RECORD LIST —

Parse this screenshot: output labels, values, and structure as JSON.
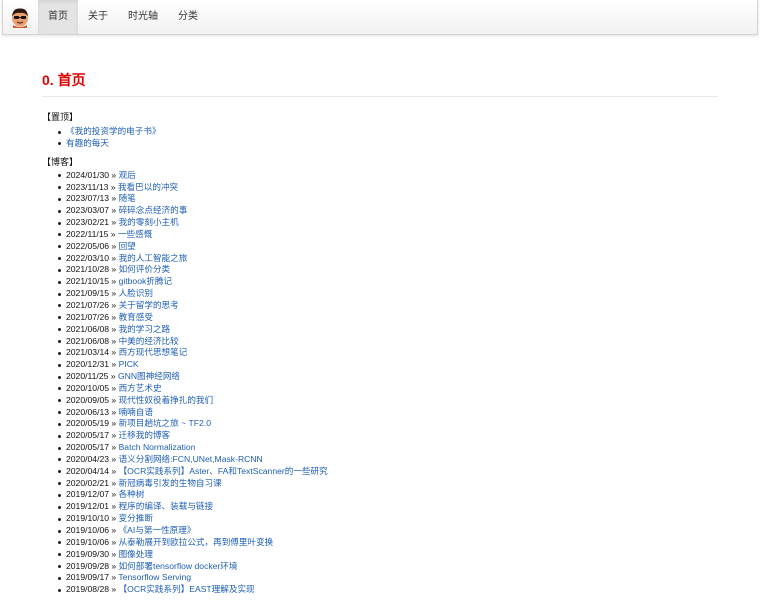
{
  "nav": {
    "items": [
      {
        "label": "首页",
        "active": true
      },
      {
        "label": "关于",
        "active": false
      },
      {
        "label": "时光轴",
        "active": false
      },
      {
        "label": "分类",
        "active": false
      }
    ]
  },
  "page": {
    "title": "0. 首页",
    "pinned_heading": "【置顶】",
    "pinned": [
      "《我的投资学的电子书》",
      "有趣的每天"
    ],
    "blog_heading": "【博客】",
    "separator": "»",
    "posts": [
      {
        "date": "2024/01/30",
        "title": "观后"
      },
      {
        "date": "2023/11/13",
        "title": "我看巴以的冲突"
      },
      {
        "date": "2023/07/13",
        "title": "随笔"
      },
      {
        "date": "2023/03/07",
        "title": "碎碎念点经济的事"
      },
      {
        "date": "2023/02/21",
        "title": "我的零刻小主机"
      },
      {
        "date": "2022/11/15",
        "title": "一些感慨"
      },
      {
        "date": "2022/05/06",
        "title": "回望"
      },
      {
        "date": "2022/03/10",
        "title": "我的人工智能之旅"
      },
      {
        "date": "2021/10/28",
        "title": "如何评价分类"
      },
      {
        "date": "2021/10/15",
        "title": "gitbook折腾记"
      },
      {
        "date": "2021/09/15",
        "title": "人脸识别"
      },
      {
        "date": "2021/07/26",
        "title": "关于留学的思考"
      },
      {
        "date": "2021/07/26",
        "title": "教育感受"
      },
      {
        "date": "2021/06/08",
        "title": "我的学习之路"
      },
      {
        "date": "2021/06/08",
        "title": "中美的经济比较"
      },
      {
        "date": "2021/03/14",
        "title": "西方现代思想笔记"
      },
      {
        "date": "2020/12/31",
        "title": "PICK"
      },
      {
        "date": "2020/11/25",
        "title": "GNN图神经网络"
      },
      {
        "date": "2020/10/05",
        "title": "西方艺术史"
      },
      {
        "date": "2020/09/05",
        "title": "现代性奴役着挣扎的我们"
      },
      {
        "date": "2020/06/13",
        "title": "喃喃自语"
      },
      {
        "date": "2020/05/19",
        "title": "新项目趟坑之旅 ~ TF2.0"
      },
      {
        "date": "2020/05/17",
        "title": "迁移我的博客"
      },
      {
        "date": "2020/05/17",
        "title": "Batch Normalization"
      },
      {
        "date": "2020/04/23",
        "title": "语义分割网络:FCN,UNet,Mask-RCNN"
      },
      {
        "date": "2020/04/14",
        "title": "【OCR实践系列】Aster、FA和TextScanner的一些研究"
      },
      {
        "date": "2020/02/21",
        "title": "新冠病毒引发的生物自习课"
      },
      {
        "date": "2019/12/07",
        "title": "各种树"
      },
      {
        "date": "2019/12/01",
        "title": "程序的编译、装载与链接"
      },
      {
        "date": "2019/10/10",
        "title": "变分推断"
      },
      {
        "date": "2019/10/06",
        "title": "《AI与第一性原理》"
      },
      {
        "date": "2019/10/06",
        "title": "从泰勒展开到欧拉公式，再到傅里叶变换"
      },
      {
        "date": "2019/09/30",
        "title": "图像处理"
      },
      {
        "date": "2019/09/28",
        "title": "如何部署tensorflow docker环境"
      },
      {
        "date": "2019/09/17",
        "title": "Tensorflow Serving"
      },
      {
        "date": "2019/08/28",
        "title": "【OCR实践系列】EAST理解及实现"
      }
    ]
  },
  "colors": {
    "title": "#e00000",
    "link": "#1f5fb5"
  }
}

SET EXERCISE —
In the copy, include all records verbatim but no images.

THE RESULT —
Parse this screenshot: output labels, values, and structure as JSON.
{
  "nav": {
    "items": [
      {
        "label": "首页",
        "active": true
      },
      {
        "label": "关于",
        "active": false
      },
      {
        "label": "时光轴",
        "active": false
      },
      {
        "label": "分类",
        "active": false
      }
    ]
  },
  "page": {
    "title": "0. 首页",
    "pinned_heading": "【置顶】",
    "pinned": [
      "《我的投资学的电子书》",
      "有趣的每天"
    ],
    "blog_heading": "【博客】",
    "separator": "»",
    "posts": [
      {
        "date": "2024/01/30",
        "title": "观后"
      },
      {
        "date": "2023/11/13",
        "title": "我看巴以的冲突"
      },
      {
        "date": "2023/07/13",
        "title": "随笔"
      },
      {
        "date": "2023/03/07",
        "title": "碎碎念点经济的事"
      },
      {
        "date": "2023/02/21",
        "title": "我的零刻小主机"
      },
      {
        "date": "2022/11/15",
        "title": "一些感慨"
      },
      {
        "date": "2022/05/06",
        "title": "回望"
      },
      {
        "date": "2022/03/10",
        "title": "我的人工智能之旅"
      },
      {
        "date": "2021/10/28",
        "title": "如何评价分类"
      },
      {
        "date": "2021/10/15",
        "title": "gitbook折腾记"
      },
      {
        "date": "2021/09/15",
        "title": "人脸识别"
      },
      {
        "date": "2021/07/26",
        "title": "关于留学的思考"
      },
      {
        "date": "2021/07/26",
        "title": "教育感受"
      },
      {
        "date": "2021/06/08",
        "title": "我的学习之路"
      },
      {
        "date": "2021/06/08",
        "title": "中美的经济比较"
      },
      {
        "date": "2021/03/14",
        "title": "西方现代思想笔记"
      },
      {
        "date": "2020/12/31",
        "title": "PICK"
      },
      {
        "date": "2020/11/25",
        "title": "GNN图神经网络"
      },
      {
        "date": "2020/10/05",
        "title": "西方艺术史"
      },
      {
        "date": "2020/09/05",
        "title": "现代性奴役着挣扎的我们"
      },
      {
        "date": "2020/06/13",
        "title": "喃喃自语"
      },
      {
        "date": "2020/05/19",
        "title": "新项目趟坑之旅 ~ TF2.0"
      },
      {
        "date": "2020/05/17",
        "title": "迁移我的博客"
      },
      {
        "date": "2020/05/17",
        "title": "Batch Normalization"
      },
      {
        "date": "2020/04/23",
        "title": "语义分割网络:FCN,UNet,Mask-RCNN"
      },
      {
        "date": "2020/04/14",
        "title": "【OCR实践系列】Aster、FA和TextScanner的一些研究"
      },
      {
        "date": "2020/02/21",
        "title": "新冠病毒引发的生物自习课"
      },
      {
        "date": "2019/12/07",
        "title": "各种树"
      },
      {
        "date": "2019/12/01",
        "title": "程序的编译、装载与链接"
      },
      {
        "date": "2019/10/10",
        "title": "变分推断"
      },
      {
        "date": "2019/10/06",
        "title": "《AI与第一性原理》"
      },
      {
        "date": "2019/10/06",
        "title": "从泰勒展开到欧拉公式，再到傅里叶变换"
      },
      {
        "date": "2019/09/30",
        "title": "图像处理"
      },
      {
        "date": "2019/09/28",
        "title": "如何部署tensorflow docker环境"
      },
      {
        "date": "2019/09/17",
        "title": "Tensorflow Serving"
      },
      {
        "date": "2019/08/28",
        "title": "【OCR实践系列】EAST理解及实现"
      }
    ]
  },
  "colors": {
    "title": "#e00000",
    "link": "#1f5fb5"
  }
}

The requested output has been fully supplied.